> Directions: Look through the data for the string "esaurite". Copy every line where it is found.

> Source records:
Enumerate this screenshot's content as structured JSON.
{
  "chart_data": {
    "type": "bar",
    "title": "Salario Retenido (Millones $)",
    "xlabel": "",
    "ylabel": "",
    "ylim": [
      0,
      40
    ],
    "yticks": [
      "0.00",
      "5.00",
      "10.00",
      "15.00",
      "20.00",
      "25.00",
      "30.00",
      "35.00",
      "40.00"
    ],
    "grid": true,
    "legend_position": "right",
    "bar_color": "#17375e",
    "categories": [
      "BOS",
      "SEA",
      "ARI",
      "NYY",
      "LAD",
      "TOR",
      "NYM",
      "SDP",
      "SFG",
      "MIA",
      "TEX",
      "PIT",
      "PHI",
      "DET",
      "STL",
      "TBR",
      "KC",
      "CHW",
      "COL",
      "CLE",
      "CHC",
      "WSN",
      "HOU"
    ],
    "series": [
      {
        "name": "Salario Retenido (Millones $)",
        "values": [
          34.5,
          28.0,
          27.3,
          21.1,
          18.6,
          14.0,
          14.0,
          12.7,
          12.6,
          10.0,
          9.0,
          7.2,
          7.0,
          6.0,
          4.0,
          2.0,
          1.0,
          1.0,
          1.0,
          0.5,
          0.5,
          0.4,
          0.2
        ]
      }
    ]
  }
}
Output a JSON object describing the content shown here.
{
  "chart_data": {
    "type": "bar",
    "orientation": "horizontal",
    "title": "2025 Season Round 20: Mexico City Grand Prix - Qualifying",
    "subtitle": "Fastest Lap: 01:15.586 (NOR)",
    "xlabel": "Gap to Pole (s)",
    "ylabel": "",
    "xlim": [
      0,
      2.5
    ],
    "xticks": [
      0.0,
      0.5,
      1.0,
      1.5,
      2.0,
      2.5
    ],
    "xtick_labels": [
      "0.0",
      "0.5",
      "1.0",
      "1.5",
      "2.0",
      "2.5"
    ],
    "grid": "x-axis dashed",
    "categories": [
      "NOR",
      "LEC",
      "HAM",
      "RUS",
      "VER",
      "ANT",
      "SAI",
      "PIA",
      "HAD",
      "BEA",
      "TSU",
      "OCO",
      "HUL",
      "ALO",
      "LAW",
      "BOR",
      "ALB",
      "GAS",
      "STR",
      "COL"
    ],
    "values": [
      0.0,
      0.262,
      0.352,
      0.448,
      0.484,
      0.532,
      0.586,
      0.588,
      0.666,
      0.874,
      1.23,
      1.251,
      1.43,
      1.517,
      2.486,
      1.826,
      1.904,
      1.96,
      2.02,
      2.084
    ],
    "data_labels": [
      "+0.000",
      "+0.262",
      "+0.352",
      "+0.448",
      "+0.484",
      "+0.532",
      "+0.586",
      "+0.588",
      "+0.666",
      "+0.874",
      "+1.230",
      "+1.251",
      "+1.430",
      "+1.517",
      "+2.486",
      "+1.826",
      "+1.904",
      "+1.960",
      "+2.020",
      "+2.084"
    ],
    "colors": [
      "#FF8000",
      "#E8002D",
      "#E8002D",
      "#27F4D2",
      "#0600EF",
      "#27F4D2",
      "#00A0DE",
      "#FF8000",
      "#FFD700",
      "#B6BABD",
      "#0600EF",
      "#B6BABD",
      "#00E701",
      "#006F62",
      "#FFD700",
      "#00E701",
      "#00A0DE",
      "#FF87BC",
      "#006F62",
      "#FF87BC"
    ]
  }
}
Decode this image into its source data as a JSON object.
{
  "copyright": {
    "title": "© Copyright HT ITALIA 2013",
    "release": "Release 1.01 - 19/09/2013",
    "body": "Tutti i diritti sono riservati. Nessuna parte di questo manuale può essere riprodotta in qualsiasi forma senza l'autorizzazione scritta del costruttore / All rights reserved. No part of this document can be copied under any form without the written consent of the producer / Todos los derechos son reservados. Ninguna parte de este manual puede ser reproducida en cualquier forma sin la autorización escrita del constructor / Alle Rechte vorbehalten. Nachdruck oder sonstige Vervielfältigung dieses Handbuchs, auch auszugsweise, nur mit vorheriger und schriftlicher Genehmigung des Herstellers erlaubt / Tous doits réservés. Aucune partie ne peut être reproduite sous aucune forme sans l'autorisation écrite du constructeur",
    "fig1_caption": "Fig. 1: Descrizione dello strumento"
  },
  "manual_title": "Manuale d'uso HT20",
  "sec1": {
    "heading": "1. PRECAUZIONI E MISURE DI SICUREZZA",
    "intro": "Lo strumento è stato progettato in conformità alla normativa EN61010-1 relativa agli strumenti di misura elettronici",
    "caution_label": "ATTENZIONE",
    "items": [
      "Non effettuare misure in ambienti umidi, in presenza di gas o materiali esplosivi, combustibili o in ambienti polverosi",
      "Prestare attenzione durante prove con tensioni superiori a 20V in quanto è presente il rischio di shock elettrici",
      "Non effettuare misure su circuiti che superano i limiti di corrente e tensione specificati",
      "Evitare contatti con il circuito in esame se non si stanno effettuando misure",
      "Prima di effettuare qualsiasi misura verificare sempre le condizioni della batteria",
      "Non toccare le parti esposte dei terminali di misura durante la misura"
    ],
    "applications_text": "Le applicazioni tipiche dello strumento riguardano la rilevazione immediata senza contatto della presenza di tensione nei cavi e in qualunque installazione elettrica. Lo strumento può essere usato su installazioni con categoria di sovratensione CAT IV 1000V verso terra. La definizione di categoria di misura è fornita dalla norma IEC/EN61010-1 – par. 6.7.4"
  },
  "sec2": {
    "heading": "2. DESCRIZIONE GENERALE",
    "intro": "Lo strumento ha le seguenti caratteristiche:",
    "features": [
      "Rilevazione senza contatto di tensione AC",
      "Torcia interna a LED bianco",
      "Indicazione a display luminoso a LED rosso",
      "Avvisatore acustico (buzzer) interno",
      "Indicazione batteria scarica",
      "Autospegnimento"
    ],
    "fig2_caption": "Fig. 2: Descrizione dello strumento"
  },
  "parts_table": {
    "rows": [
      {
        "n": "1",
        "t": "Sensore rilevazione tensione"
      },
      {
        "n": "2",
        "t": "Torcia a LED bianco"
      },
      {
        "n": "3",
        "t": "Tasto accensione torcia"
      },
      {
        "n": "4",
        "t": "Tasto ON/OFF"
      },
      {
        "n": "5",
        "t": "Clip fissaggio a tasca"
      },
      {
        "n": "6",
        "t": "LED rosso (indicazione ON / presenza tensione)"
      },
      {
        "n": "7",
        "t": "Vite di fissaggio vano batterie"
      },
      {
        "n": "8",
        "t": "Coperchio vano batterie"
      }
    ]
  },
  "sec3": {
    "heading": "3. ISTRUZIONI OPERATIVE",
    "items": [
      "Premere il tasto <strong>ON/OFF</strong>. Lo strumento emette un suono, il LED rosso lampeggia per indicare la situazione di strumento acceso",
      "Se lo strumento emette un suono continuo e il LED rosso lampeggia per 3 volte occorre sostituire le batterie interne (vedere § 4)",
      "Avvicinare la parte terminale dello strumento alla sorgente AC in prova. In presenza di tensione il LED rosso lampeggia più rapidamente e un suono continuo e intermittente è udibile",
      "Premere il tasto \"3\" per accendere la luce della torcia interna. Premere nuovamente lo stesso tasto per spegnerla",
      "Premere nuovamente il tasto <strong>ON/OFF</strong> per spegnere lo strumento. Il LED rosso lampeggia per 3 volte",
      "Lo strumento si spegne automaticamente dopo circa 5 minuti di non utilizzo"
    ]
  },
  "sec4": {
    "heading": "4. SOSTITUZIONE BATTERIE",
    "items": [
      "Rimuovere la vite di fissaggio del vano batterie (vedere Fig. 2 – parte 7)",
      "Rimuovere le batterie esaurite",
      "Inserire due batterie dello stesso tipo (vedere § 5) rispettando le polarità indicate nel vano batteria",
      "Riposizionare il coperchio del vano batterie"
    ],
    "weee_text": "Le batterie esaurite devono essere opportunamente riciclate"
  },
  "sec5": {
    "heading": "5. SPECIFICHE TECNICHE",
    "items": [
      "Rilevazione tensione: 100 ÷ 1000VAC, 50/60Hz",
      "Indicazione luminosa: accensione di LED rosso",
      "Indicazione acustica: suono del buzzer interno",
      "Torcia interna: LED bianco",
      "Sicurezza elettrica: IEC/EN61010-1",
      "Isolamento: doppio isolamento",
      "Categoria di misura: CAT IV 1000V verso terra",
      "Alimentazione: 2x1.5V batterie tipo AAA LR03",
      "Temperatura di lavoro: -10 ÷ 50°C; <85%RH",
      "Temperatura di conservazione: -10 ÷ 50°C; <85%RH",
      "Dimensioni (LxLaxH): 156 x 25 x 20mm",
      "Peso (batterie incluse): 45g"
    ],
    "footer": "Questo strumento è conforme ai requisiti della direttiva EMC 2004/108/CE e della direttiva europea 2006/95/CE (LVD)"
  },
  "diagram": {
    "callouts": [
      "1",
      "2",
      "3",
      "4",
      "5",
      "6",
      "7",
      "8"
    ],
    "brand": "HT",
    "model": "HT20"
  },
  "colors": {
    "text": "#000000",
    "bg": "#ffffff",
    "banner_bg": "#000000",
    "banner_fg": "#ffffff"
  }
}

> The response:
      "Rimuovere le batterie esaurite",
    "weee_text": "Le batterie esaurite devono essere opportunamente riciclate"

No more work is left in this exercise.